■ **Goal**: For the material that follows, list every line containing the word "letter".

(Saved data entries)

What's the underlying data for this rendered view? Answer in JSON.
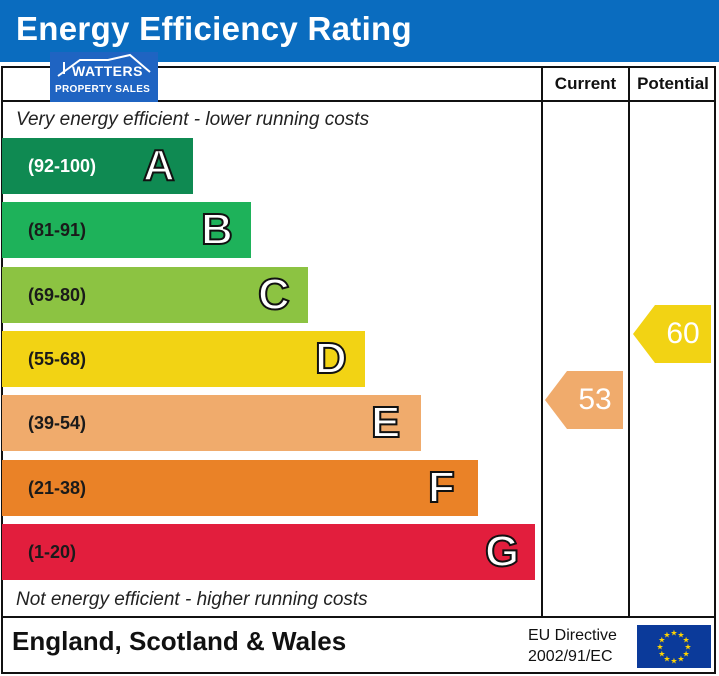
{
  "header": {
    "title": "Energy Efficiency Rating"
  },
  "logo": {
    "name": "WATTERS",
    "subtitle": "PROPERTY SALES"
  },
  "columns": {
    "current": "Current",
    "potential": "Potential"
  },
  "captions": {
    "top": "Very energy efficient - lower running costs",
    "bottom": "Not energy efficient - higher running costs"
  },
  "footer": {
    "region": "England, Scotland & Wales",
    "eu_line1": "EU Directive",
    "eu_line2": "2002/91/EC"
  },
  "chart_data": {
    "type": "bar",
    "categories": [
      "A",
      "B",
      "C",
      "D",
      "E",
      "F",
      "G"
    ],
    "bands": [
      {
        "letter": "A",
        "range": "(92-100)",
        "color": "#0f8a52"
      },
      {
        "letter": "B",
        "range": "(81-91)",
        "color": "#1eb25a"
      },
      {
        "letter": "C",
        "range": "(69-80)",
        "color": "#8cc342"
      },
      {
        "letter": "D",
        "range": "(55-68)",
        "color": "#f2d314"
      },
      {
        "letter": "E",
        "range": "(39-54)",
        "color": "#f0ab6c"
      },
      {
        "letter": "F",
        "range": "(21-38)",
        "color": "#ea8227"
      },
      {
        "letter": "G",
        "range": "(1-20)",
        "color": "#e21e3d"
      }
    ],
    "current": {
      "value": "53",
      "band": "E",
      "color": "#f0ab6c"
    },
    "potential": {
      "value": "60",
      "band": "D",
      "color": "#f2d314"
    }
  }
}
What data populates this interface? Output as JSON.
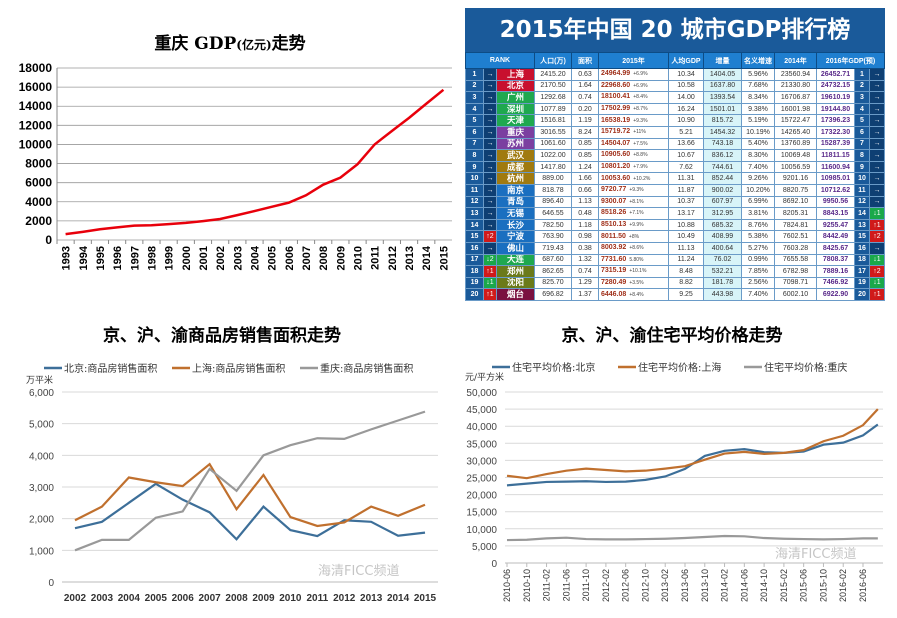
{
  "chart_data": [
    {
      "type": "line",
      "title": "重庆GDP(亿元)走势",
      "title_main": "重庆 GDP",
      "title_unit": "(亿元)",
      "title_tail": "走势",
      "categories": [
        "1993",
        "1994",
        "1995",
        "1996",
        "1997",
        "1998",
        "1999",
        "2000",
        "2001",
        "2002",
        "2003",
        "2004",
        "2005",
        "2006",
        "2007",
        "2008",
        "2009",
        "2010",
        "2011",
        "2012",
        "2013",
        "2014",
        "2015"
      ],
      "series": [
        {
          "values": [
            620,
            850,
            1120,
            1320,
            1510,
            1550,
            1660,
            1790,
            1980,
            2200,
            2600,
            3030,
            3470,
            3910,
            4680,
            5790,
            6530,
            7930,
            10010,
            11410,
            12780,
            14260,
            15720
          ],
          "color": "#e8000b"
        }
      ],
      "ylim": [
        0,
        18000
      ],
      "yticks": [
        "0",
        "2000",
        "4000",
        "6000",
        "8000",
        "10000",
        "12000",
        "14000",
        "16000",
        "18000"
      ],
      "grid": true
    },
    {
      "type": "line",
      "title": "京、沪、渝商品房销售面积走势",
      "ylabel": "万平米",
      "categories": [
        "2002",
        "2003",
        "2004",
        "2005",
        "2006",
        "2007",
        "2008",
        "2009",
        "2010",
        "2011",
        "2012",
        "2013",
        "2014",
        "2015"
      ],
      "series": [
        {
          "name": "北京:商品房销售面积",
          "color": "#3d6f99",
          "values": [
            1700,
            1900,
            2500,
            3100,
            2600,
            2200,
            1350,
            2380,
            1640,
            1450,
            1950,
            1900,
            1460,
            1560
          ]
        },
        {
          "name": "上海:商品房销售面积",
          "color": "#c0702e",
          "values": [
            1950,
            2380,
            3300,
            3150,
            3030,
            3720,
            2300,
            3380,
            2050,
            1770,
            1880,
            2380,
            2090,
            2440
          ]
        },
        {
          "name": "重庆:商品房销售面积",
          "color": "#999999",
          "values": [
            1000,
            1330,
            1330,
            2030,
            2230,
            3570,
            2880,
            4000,
            4320,
            4540,
            4520,
            4820,
            5100,
            5380
          ]
        }
      ],
      "ylim": [
        0,
        6000
      ],
      "yticks": [
        "0",
        "1,000",
        "2,000",
        "3,000",
        "4,000",
        "5,000",
        "6,000"
      ],
      "legend": "top",
      "grid": true
    },
    {
      "type": "line",
      "title": "京、沪、渝住宅平均价格走势",
      "ylabel": "元/平方米",
      "x": [
        "2010-06",
        "2010-10",
        "2011-02",
        "2011-06",
        "2011-10",
        "2012-02",
        "2012-06",
        "2012-10",
        "2013-02",
        "2013-06",
        "2013-10",
        "2014-02",
        "2014-06",
        "2014-10",
        "2015-02",
        "2015-06",
        "2015-10",
        "2016-02",
        "2016-06",
        "2016-09"
      ],
      "xticks": [
        "2010-06",
        "2010-10",
        "2011-02",
        "2011-06",
        "2011-10",
        "2012-02",
        "2012-06",
        "2012-10",
        "2013-02",
        "2013-06",
        "2013-10",
        "2014-02",
        "2014-06",
        "2014-10",
        "2015-02",
        "2015-06",
        "2015-10",
        "2016-02",
        "2016-06"
      ],
      "series": [
        {
          "name": "住宅平均价格:北京",
          "color": "#3d6f99",
          "values": [
            22700,
            23200,
            23700,
            23800,
            23900,
            23700,
            23800,
            24300,
            25300,
            27500,
            31300,
            32800,
            33300,
            32400,
            32200,
            32600,
            34600,
            35200,
            37300,
            40500
          ]
        },
        {
          "name": "住宅平均价格:上海",
          "color": "#c0702e",
          "values": [
            25500,
            24800,
            26000,
            27000,
            27600,
            27200,
            26800,
            27000,
            27600,
            28300,
            30200,
            32000,
            32500,
            31900,
            32200,
            33000,
            35600,
            37200,
            40300,
            45000
          ]
        },
        {
          "name": "住宅平均价格:重庆",
          "color": "#999999",
          "values": [
            6700,
            6800,
            7200,
            7400,
            7000,
            6900,
            6900,
            7000,
            7100,
            7300,
            7600,
            7900,
            7800,
            7300,
            7100,
            7000,
            6900,
            7000,
            7200,
            7200
          ]
        }
      ],
      "ylim": [
        0,
        50000
      ],
      "yticks": [
        "0",
        "5,000",
        "10,000",
        "15,000",
        "20,000",
        "25,000",
        "30,000",
        "35,000",
        "40,000",
        "45,000",
        "50,000"
      ],
      "legend": "top",
      "grid": true
    }
  ],
  "table": {
    "title": "2015年中国 20 城市GDP排行榜",
    "headers": [
      "RANK",
      "人口(万)",
      "面积",
      "2015年",
      "人均GDP",
      "增量",
      "名义增速",
      "2014年",
      "2016年GDP(预)"
    ],
    "rows": [
      [
        "1",
        "→",
        "上海",
        "#c8102e",
        "2415.20",
        "0.63",
        "24964.99",
        "+6.9%",
        "10.34",
        "1404.05",
        "5.96%",
        "23560.94",
        "26452.71",
        "1",
        "→"
      ],
      [
        "2",
        "→",
        "北京",
        "#c8102e",
        "2170.50",
        "1.64",
        "22968.60",
        "+6.9%",
        "10.58",
        "1637.80",
        "7.68%",
        "21330.80",
        "24732.15",
        "2",
        "→"
      ],
      [
        "3",
        "→",
        "广州",
        "#1fa84f",
        "1292.68",
        "0.74",
        "18100.41",
        "+8.4%",
        "14.00",
        "1393.54",
        "8.34%",
        "16706.87",
        "19610.19",
        "3",
        "→"
      ],
      [
        "4",
        "→",
        "深圳",
        "#1fa84f",
        "1077.89",
        "0.20",
        "17502.99",
        "+8.7%",
        "16.24",
        "1501.01",
        "9.38%",
        "16001.98",
        "19144.80",
        "4",
        "→"
      ],
      [
        "5",
        "→",
        "天津",
        "#1fa84f",
        "1516.81",
        "1.19",
        "16538.19",
        "+9.3%",
        "10.90",
        "815.72",
        "5.19%",
        "15722.47",
        "17396.23",
        "5",
        "→"
      ],
      [
        "6",
        "→",
        "重庆",
        "#7b3fa0",
        "3016.55",
        "8.24",
        "15719.72",
        "+11%",
        "5.21",
        "1454.32",
        "10.19%",
        "14265.40",
        "17322.30",
        "6",
        "→"
      ],
      [
        "7",
        "→",
        "苏州",
        "#7b3fa0",
        "1061.60",
        "0.85",
        "14504.07",
        "+7.5%",
        "13.66",
        "743.18",
        "5.40%",
        "13760.89",
        "15287.39",
        "7",
        "→"
      ],
      [
        "8",
        "→",
        "武汉",
        "#a07a10",
        "1022.00",
        "0.85",
        "10905.60",
        "+8.8%",
        "10.67",
        "836.12",
        "8.30%",
        "10069.48",
        "11811.15",
        "8",
        "→"
      ],
      [
        "9",
        "→",
        "成都",
        "#a07a10",
        "1417.80",
        "1.24",
        "10801.20",
        "+7.9%",
        "7.62",
        "744.61",
        "7.40%",
        "10056.59",
        "11600.94",
        "9",
        "→"
      ],
      [
        "10",
        "→",
        "杭州",
        "#a07a10",
        "889.00",
        "1.66",
        "10053.60",
        "+10.2%",
        "11.31",
        "852.44",
        "9.26%",
        "9201.16",
        "10985.01",
        "10",
        "→"
      ],
      [
        "11",
        "→",
        "南京",
        "#1a6fc0",
        "818.78",
        "0.66",
        "9720.77",
        "+9.3%",
        "11.87",
        "900.02",
        "10.20%",
        "8820.75",
        "10712.62",
        "11",
        "→"
      ],
      [
        "12",
        "→",
        "青岛",
        "#1a6fc0",
        "896.40",
        "1.13",
        "9300.07",
        "+8.1%",
        "10.37",
        "607.97",
        "6.99%",
        "8692.10",
        "9950.56",
        "12",
        "→"
      ],
      [
        "13",
        "→",
        "无锡",
        "#1a6fc0",
        "646.55",
        "0.48",
        "8518.26",
        "+7.1%",
        "13.17",
        "312.95",
        "3.81%",
        "8205.31",
        "8843.15",
        "14",
        "↓1"
      ],
      [
        "14",
        "→",
        "长沙",
        "#1a6fc0",
        "782.50",
        "1.18",
        "8510.13",
        "+9.9%",
        "10.88",
        "685.32",
        "8.76%",
        "7824.81",
        "9255.47",
        "13",
        "↑1"
      ],
      [
        "15",
        "↑2",
        "宁波",
        "#1a6fc0",
        "763.90",
        "0.98",
        "8011.50",
        "+8%",
        "10.49",
        "408.99",
        "5.38%",
        "7602.51",
        "8442.49",
        "15",
        "↑2"
      ],
      [
        "16",
        "→",
        "佛山",
        "#1a6fc0",
        "719.43",
        "0.38",
        "8003.92",
        "+8.6%",
        "11.13",
        "400.64",
        "5.27%",
        "7603.28",
        "8425.67",
        "16",
        "→"
      ],
      [
        "17",
        "↓2",
        "大连",
        "#1fa84f",
        "687.60",
        "1.32",
        "7731.60",
        "5.80%",
        "11.24",
        "76.02",
        "0.99%",
        "7655.58",
        "7808.37",
        "18",
        "↓1"
      ],
      [
        "18",
        "↑1",
        "郑州",
        "#6b7a1a",
        "862.65",
        "0.74",
        "7315.19",
        "+10.1%",
        "8.48",
        "532.21",
        "7.85%",
        "6782.98",
        "7889.16",
        "17",
        "↑2"
      ],
      [
        "19",
        "↓1",
        "沈阳",
        "#6b7a1a",
        "825.70",
        "1.29",
        "7280.49",
        "+3.5%",
        "8.82",
        "181.78",
        "2.56%",
        "7098.71",
        "7466.92",
        "19",
        "↓1"
      ],
      [
        "20",
        "↑1",
        "烟台",
        "#7a1040",
        "696.82",
        "1.37",
        "6446.08",
        "+8.4%",
        "9.25",
        "443.98",
        "7.40%",
        "6002.10",
        "6922.90",
        "20",
        "↑1"
      ]
    ]
  },
  "watermark": "海清FICC频道"
}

■ **Task response**:
        "letter": "A",
        "letter": "B",
        "letter": "C",
        "letter": "D",
        "letter": "E",
        "letter": "F",
        "letter": "G",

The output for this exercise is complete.